*SET EXERCISE*
Render the material again word for word, skipping the pictures in it.

*INFORMATION SUPPLIED*
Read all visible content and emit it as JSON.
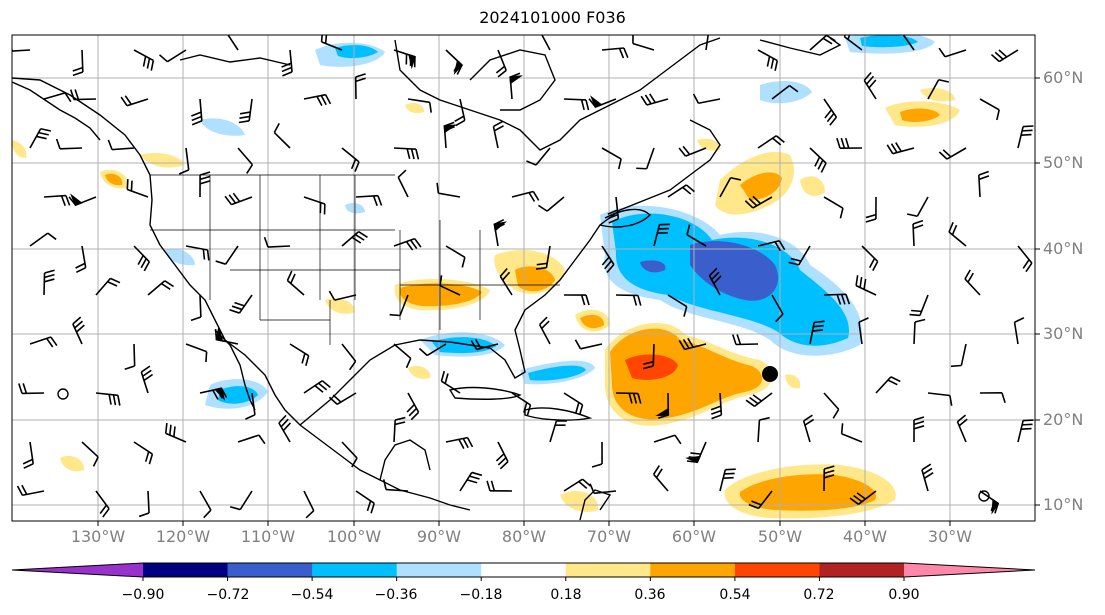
{
  "title": "2024101000 F036",
  "map": {
    "lat_labels": [
      "60°N",
      "50°N",
      "40°N",
      "30°N",
      "20°N",
      "10°N"
    ],
    "lon_labels": [
      "130°W",
      "120°W",
      "110°W",
      "100°W",
      "90°W",
      "80°W",
      "70°W",
      "60°W",
      "50°W",
      "40°W",
      "30°W"
    ],
    "storm_marker": {
      "lon": "50°W",
      "lat": "25.5°N"
    }
  },
  "colorbar": {
    "ticks": [
      "−0.90",
      "−0.72",
      "−0.54",
      "−0.36",
      "−0.18",
      "0.18",
      "0.36",
      "0.54",
      "0.72",
      "0.90"
    ],
    "colors": [
      "#9932cc",
      "#000080",
      "#3a5fcd",
      "#00bfff",
      "#b0e0ff",
      "#ffffff",
      "#ffe78a",
      "#ffa500",
      "#ff4500",
      "#b22222",
      "#ff88aa"
    ]
  }
}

*EXERCISE ANSWER*
Read all visible content and emit it as JSON.
{
  "title": "2024101000 F036",
  "map": {
    "lat_labels": [
      "60°N",
      "50°N",
      "40°N",
      "30°N",
      "20°N",
      "10°N"
    ],
    "lon_labels": [
      "130°W",
      "120°W",
      "110°W",
      "100°W",
      "90°W",
      "80°W",
      "70°W",
      "60°W",
      "50°W",
      "40°W",
      "30°W"
    ],
    "storm_marker": {
      "lon": "50°W",
      "lat": "25.5°N"
    }
  },
  "colorbar": {
    "ticks": [
      "−0.90",
      "−0.72",
      "−0.54",
      "−0.36",
      "−0.18",
      "0.18",
      "0.36",
      "0.54",
      "0.72",
      "0.90"
    ],
    "colors": [
      "#9932cc",
      "#000080",
      "#3a5fcd",
      "#00bfff",
      "#b0e0ff",
      "#ffffff",
      "#ffe78a",
      "#ffa500",
      "#ff4500",
      "#b22222",
      "#ff88aa"
    ]
  }
}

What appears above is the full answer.